### [Dataset rows]
········
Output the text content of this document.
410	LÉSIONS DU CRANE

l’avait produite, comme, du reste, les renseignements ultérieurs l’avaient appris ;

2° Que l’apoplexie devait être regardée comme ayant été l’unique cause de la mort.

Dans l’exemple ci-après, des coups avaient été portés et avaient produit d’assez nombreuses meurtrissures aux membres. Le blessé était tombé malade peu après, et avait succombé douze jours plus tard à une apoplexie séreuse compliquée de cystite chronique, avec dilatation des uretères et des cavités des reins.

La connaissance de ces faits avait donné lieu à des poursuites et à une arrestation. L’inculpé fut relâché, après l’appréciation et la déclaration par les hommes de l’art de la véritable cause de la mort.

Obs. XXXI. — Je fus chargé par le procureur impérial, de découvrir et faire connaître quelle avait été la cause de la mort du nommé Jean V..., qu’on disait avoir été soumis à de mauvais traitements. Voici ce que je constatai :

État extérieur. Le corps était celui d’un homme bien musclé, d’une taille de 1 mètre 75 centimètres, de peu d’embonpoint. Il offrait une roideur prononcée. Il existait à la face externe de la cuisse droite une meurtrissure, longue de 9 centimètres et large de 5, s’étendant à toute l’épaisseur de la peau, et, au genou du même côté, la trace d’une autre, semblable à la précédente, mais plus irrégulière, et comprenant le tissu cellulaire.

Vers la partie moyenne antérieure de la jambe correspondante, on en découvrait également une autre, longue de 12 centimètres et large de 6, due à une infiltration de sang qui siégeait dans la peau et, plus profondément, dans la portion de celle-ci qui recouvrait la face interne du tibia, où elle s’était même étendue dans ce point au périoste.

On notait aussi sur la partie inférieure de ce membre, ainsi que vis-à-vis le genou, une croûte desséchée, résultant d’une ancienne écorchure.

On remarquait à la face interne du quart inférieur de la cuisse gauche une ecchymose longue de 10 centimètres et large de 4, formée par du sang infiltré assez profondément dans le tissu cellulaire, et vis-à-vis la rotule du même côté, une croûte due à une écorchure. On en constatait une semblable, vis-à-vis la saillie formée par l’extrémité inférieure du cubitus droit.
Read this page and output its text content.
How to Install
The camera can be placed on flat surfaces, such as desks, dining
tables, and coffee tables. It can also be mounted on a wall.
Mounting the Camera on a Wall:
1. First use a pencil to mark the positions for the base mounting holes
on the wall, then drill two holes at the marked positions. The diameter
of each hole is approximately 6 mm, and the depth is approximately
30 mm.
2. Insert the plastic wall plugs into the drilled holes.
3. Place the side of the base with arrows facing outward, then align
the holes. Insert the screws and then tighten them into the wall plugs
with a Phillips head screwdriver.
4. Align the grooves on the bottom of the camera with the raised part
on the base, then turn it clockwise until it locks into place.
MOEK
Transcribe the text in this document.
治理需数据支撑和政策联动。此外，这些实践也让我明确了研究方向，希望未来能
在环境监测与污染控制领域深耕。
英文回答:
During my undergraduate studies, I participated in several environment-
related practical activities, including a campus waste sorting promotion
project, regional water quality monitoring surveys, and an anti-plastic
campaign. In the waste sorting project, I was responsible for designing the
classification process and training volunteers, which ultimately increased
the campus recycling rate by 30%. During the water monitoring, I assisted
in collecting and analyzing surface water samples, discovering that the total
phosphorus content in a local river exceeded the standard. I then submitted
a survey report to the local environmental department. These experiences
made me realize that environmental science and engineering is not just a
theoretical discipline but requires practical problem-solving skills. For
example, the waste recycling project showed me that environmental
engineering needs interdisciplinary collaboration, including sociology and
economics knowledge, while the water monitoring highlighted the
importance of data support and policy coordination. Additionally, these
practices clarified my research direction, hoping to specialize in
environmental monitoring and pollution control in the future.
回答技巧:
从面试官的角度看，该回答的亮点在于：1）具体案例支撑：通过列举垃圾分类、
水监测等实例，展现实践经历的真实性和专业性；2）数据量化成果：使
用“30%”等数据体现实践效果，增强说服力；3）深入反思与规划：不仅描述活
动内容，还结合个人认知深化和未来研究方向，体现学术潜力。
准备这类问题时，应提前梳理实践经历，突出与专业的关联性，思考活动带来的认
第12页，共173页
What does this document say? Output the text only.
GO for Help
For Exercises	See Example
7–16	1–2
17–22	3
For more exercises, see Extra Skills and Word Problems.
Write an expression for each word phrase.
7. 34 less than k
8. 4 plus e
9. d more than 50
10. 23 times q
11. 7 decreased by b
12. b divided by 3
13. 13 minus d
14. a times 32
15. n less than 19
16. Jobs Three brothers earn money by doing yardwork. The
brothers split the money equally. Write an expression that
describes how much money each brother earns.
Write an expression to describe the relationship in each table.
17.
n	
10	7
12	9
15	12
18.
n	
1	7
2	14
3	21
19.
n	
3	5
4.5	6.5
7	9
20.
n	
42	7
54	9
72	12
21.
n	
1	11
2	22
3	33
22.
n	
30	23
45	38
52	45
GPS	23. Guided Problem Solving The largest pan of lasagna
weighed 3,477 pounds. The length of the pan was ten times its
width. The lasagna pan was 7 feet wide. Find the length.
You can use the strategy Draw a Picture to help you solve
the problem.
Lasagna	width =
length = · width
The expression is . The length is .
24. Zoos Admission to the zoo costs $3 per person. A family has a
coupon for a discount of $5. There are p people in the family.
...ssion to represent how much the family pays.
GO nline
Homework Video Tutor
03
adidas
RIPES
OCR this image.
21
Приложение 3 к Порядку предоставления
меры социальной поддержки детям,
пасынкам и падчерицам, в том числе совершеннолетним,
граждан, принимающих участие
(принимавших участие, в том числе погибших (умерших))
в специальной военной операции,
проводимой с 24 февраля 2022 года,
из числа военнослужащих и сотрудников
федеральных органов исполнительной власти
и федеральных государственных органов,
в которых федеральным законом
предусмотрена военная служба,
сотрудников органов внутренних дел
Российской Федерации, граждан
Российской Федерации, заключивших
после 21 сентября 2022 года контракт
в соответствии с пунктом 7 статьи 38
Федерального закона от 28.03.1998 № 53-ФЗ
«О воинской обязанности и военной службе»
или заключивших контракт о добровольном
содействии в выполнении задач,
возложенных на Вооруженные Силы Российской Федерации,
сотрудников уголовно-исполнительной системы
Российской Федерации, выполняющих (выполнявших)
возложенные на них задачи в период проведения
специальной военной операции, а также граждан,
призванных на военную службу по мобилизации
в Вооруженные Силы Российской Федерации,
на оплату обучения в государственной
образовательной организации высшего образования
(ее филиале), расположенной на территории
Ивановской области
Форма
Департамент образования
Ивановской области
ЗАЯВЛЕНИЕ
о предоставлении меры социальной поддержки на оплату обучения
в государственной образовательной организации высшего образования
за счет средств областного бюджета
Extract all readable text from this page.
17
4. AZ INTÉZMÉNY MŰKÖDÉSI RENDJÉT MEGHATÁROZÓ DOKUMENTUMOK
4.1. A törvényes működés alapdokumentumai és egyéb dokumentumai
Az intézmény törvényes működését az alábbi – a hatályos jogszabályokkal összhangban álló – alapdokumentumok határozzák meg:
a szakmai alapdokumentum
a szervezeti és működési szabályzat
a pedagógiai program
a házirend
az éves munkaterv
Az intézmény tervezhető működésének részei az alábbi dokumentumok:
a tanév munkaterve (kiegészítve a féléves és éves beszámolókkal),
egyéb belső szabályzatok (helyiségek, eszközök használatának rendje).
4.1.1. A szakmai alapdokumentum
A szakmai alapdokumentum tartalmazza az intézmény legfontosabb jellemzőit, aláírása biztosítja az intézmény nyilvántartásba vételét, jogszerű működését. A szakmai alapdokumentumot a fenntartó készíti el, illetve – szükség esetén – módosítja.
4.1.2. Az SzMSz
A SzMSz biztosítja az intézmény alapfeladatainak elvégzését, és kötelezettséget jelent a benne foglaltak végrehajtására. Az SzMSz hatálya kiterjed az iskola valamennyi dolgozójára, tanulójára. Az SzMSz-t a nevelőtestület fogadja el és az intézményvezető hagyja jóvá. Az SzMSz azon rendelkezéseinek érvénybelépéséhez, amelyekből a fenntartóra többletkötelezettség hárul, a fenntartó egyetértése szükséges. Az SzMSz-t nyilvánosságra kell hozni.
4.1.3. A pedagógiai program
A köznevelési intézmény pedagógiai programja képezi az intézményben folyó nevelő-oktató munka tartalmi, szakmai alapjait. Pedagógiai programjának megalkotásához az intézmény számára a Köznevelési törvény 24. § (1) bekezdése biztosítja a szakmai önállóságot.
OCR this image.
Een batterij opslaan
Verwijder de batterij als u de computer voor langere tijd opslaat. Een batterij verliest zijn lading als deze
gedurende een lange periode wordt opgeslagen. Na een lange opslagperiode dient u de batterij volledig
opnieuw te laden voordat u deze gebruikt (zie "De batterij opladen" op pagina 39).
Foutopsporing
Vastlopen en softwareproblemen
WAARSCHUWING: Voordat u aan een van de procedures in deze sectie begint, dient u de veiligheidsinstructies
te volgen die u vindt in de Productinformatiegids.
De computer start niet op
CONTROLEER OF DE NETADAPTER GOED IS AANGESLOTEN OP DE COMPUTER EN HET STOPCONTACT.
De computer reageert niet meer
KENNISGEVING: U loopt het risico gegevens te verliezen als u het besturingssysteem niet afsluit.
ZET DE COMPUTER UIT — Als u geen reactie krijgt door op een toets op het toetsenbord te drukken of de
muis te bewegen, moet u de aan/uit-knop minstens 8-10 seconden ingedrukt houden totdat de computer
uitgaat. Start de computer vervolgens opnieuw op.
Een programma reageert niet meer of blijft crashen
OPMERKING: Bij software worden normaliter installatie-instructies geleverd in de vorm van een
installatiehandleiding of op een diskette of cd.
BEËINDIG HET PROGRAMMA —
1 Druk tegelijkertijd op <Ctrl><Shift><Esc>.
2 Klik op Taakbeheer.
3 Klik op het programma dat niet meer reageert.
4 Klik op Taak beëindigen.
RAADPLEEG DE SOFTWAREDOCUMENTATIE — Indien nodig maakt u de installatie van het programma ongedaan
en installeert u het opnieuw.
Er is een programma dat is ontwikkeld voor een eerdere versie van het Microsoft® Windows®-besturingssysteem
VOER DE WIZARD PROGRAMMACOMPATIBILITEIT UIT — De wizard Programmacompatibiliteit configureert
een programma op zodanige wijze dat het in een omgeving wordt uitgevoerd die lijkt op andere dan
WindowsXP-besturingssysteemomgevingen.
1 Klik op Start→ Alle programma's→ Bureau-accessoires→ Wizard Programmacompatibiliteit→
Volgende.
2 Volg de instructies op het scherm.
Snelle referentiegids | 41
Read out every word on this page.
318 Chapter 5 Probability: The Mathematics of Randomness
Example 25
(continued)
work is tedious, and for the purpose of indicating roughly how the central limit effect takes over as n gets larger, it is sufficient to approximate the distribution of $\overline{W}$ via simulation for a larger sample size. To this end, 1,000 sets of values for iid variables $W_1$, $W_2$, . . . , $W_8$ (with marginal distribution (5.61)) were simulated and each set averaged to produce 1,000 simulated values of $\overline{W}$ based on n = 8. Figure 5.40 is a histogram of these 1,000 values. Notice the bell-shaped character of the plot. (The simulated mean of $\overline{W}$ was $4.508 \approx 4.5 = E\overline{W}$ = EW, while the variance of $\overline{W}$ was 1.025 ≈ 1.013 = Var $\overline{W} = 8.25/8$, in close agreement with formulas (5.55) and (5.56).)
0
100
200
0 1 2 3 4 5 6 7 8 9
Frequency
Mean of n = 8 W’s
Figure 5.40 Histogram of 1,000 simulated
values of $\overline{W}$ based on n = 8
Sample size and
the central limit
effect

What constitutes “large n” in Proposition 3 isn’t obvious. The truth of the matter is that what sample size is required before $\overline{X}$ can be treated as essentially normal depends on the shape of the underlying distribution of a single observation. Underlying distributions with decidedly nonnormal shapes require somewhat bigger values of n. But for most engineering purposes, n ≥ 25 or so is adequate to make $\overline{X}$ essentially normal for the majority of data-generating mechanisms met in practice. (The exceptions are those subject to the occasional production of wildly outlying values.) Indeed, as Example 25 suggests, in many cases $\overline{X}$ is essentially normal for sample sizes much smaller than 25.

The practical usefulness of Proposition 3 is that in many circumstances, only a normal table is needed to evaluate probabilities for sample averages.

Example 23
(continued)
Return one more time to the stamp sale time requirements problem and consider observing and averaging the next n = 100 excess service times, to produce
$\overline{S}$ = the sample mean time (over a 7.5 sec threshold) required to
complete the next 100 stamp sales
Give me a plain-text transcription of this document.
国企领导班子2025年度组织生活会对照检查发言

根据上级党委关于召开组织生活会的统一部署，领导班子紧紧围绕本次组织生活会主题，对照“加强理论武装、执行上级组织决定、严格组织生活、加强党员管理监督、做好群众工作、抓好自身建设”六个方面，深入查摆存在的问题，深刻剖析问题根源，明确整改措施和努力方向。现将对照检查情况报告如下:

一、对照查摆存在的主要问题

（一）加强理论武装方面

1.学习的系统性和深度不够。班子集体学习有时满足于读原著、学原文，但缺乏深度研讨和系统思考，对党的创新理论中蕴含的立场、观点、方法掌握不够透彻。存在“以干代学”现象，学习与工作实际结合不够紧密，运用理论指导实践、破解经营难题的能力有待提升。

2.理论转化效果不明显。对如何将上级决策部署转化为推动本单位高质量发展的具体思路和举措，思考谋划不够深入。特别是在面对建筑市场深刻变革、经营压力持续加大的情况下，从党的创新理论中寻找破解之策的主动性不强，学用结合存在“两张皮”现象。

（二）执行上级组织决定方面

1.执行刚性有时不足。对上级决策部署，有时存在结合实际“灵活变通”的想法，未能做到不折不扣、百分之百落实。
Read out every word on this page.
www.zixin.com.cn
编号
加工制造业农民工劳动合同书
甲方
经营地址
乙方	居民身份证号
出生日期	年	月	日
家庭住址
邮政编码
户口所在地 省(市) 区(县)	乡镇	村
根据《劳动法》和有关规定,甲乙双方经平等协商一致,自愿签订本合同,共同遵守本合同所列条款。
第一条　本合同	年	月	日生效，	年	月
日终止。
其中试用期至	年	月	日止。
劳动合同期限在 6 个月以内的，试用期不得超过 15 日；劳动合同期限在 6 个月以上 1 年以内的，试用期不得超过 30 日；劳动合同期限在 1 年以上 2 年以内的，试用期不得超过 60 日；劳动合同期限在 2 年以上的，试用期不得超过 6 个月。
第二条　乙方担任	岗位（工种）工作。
········
### [Exercise brief]
Looking at the records above, say how many lines hold the string "заключивших". Write nothing but the number.

### [The output]
2